Recorded data:
= = = = = = =

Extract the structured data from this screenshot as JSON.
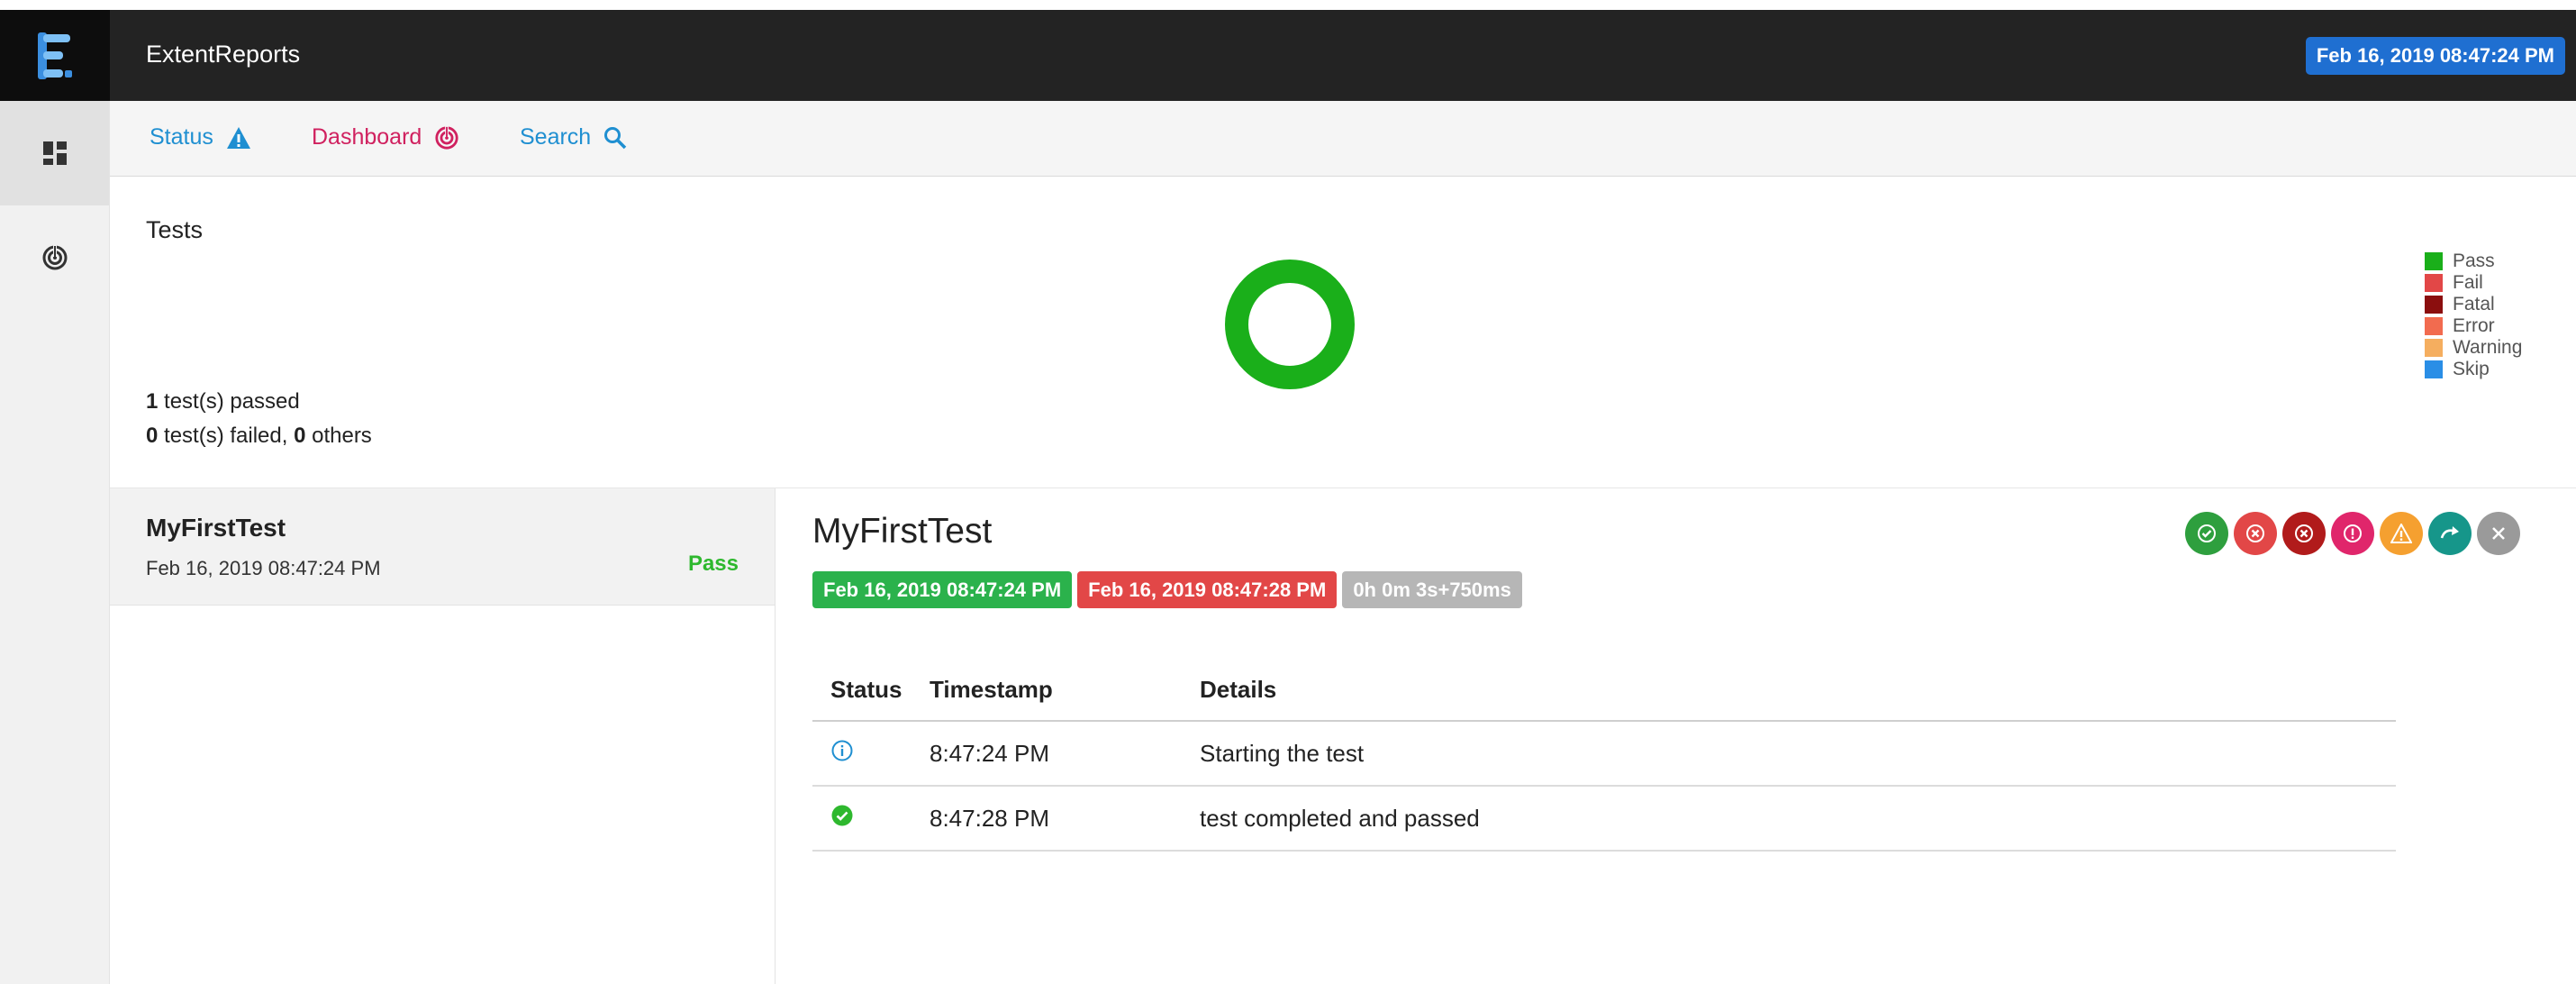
{
  "header": {
    "app_title": "ExtentReports",
    "datetime": "Feb 16, 2019 08:47:24 PM"
  },
  "sidebar": {
    "items": [
      {
        "name": "dashboard-grid-icon",
        "active": true
      },
      {
        "name": "dashboard-target-icon",
        "active": false
      }
    ]
  },
  "nav": {
    "status_label": "Status",
    "dashboard_label": "Dashboard",
    "search_label": "Search",
    "status_color": "#1f8fd1",
    "dashboard_color": "#d0215f",
    "search_color": "#1f8fd1"
  },
  "dashboard": {
    "title": "Tests",
    "passed_count": "1",
    "passed_text": " test(s) passed",
    "failed_count": "0",
    "failed_text": " test(s) failed, ",
    "others_count": "0",
    "others_text": " others",
    "legend": [
      {
        "label": "Pass",
        "color": "#1aaf1a"
      },
      {
        "label": "Fail",
        "color": "#e24747"
      },
      {
        "label": "Fatal",
        "color": "#8b0e0e"
      },
      {
        "label": "Error",
        "color": "#f26b4f"
      },
      {
        "label": "Warning",
        "color": "#f5ae5f"
      },
      {
        "label": "Skip",
        "color": "#2a8ee6"
      }
    ]
  },
  "tests": [
    {
      "name": "MyFirstTest",
      "time": "Feb 16, 2019 08:47:24 PM",
      "status": "Pass"
    }
  ],
  "detail": {
    "title": "MyFirstTest",
    "start_time": "Feb 16, 2019 08:47:24 PM",
    "end_time": "Feb 16, 2019 08:47:28 PM",
    "duration": "0h 0m 3s+750ms",
    "status_filter_icons": [
      {
        "name": "pass-filter-icon",
        "color": "#2e9f3e"
      },
      {
        "name": "fail-filter-icon",
        "color": "#e24747"
      },
      {
        "name": "fatal-filter-icon",
        "color": "#b11b1b"
      },
      {
        "name": "error-filter-icon",
        "color": "#e0266b"
      },
      {
        "name": "warning-filter-icon",
        "color": "#f5a030"
      },
      {
        "name": "skip-filter-icon",
        "color": "#16968a"
      },
      {
        "name": "clear-filter-icon",
        "color": "#9a9a9a"
      }
    ],
    "table": {
      "headers": [
        "Status",
        "Timestamp",
        "Details"
      ],
      "rows": [
        {
          "status_icon": "info-icon",
          "timestamp": "8:47:24 PM",
          "details": "Starting the test"
        },
        {
          "status_icon": "pass-check-icon",
          "timestamp": "8:47:28 PM",
          "details": "test completed and passed"
        }
      ]
    }
  },
  "chart_data": {
    "type": "pie",
    "categories": [
      "Pass",
      "Fail",
      "Fatal",
      "Error",
      "Warning",
      "Skip"
    ],
    "values": [
      1,
      0,
      0,
      0,
      0,
      0
    ],
    "title": "Tests",
    "legend_position": "right"
  }
}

= = = = = = =

> [TASK TO CARRY OUT] The records above must be printed exactly; the pictures stay out.

> [COMPLETE OUTPUT]
Extract the structured data from this screenshot as JSON.
{
  "header": {
    "app_title": "ExtentReports",
    "datetime": "Feb 16, 2019 08:47:24 PM"
  },
  "sidebar": {
    "items": [
      {
        "name": "dashboard-grid-icon",
        "active": true
      },
      {
        "name": "dashboard-target-icon",
        "active": false
      }
    ]
  },
  "nav": {
    "status_label": "Status",
    "dashboard_label": "Dashboard",
    "search_label": "Search",
    "status_color": "#1f8fd1",
    "dashboard_color": "#d0215f",
    "search_color": "#1f8fd1"
  },
  "dashboard": {
    "title": "Tests",
    "passed_count": "1",
    "passed_text": " test(s) passed",
    "failed_count": "0",
    "failed_text": " test(s) failed, ",
    "others_count": "0",
    "others_text": " others",
    "legend": [
      {
        "label": "Pass",
        "color": "#1aaf1a"
      },
      {
        "label": "Fail",
        "color": "#e24747"
      },
      {
        "label": "Fatal",
        "color": "#8b0e0e"
      },
      {
        "label": "Error",
        "color": "#f26b4f"
      },
      {
        "label": "Warning",
        "color": "#f5ae5f"
      },
      {
        "label": "Skip",
        "color": "#2a8ee6"
      }
    ]
  },
  "tests": [
    {
      "name": "MyFirstTest",
      "time": "Feb 16, 2019 08:47:24 PM",
      "status": "Pass"
    }
  ],
  "detail": {
    "title": "MyFirstTest",
    "start_time": "Feb 16, 2019 08:47:24 PM",
    "end_time": "Feb 16, 2019 08:47:28 PM",
    "duration": "0h 0m 3s+750ms",
    "status_filter_icons": [
      {
        "name": "pass-filter-icon",
        "color": "#2e9f3e"
      },
      {
        "name": "fail-filter-icon",
        "color": "#e24747"
      },
      {
        "name": "fatal-filter-icon",
        "color": "#b11b1b"
      },
      {
        "name": "error-filter-icon",
        "color": "#e0266b"
      },
      {
        "name": "warning-filter-icon",
        "color": "#f5a030"
      },
      {
        "name": "skip-filter-icon",
        "color": "#16968a"
      },
      {
        "name": "clear-filter-icon",
        "color": "#9a9a9a"
      }
    ],
    "table": {
      "headers": [
        "Status",
        "Timestamp",
        "Details"
      ],
      "rows": [
        {
          "status_icon": "info-icon",
          "timestamp": "8:47:24 PM",
          "details": "Starting the test"
        },
        {
          "status_icon": "pass-check-icon",
          "timestamp": "8:47:28 PM",
          "details": "test completed and passed"
        }
      ]
    }
  },
  "chart_data": {
    "type": "pie",
    "categories": [
      "Pass",
      "Fail",
      "Fatal",
      "Error",
      "Warning",
      "Skip"
    ],
    "values": [
      1,
      0,
      0,
      0,
      0,
      0
    ],
    "title": "Tests",
    "legend_position": "right"
  }
}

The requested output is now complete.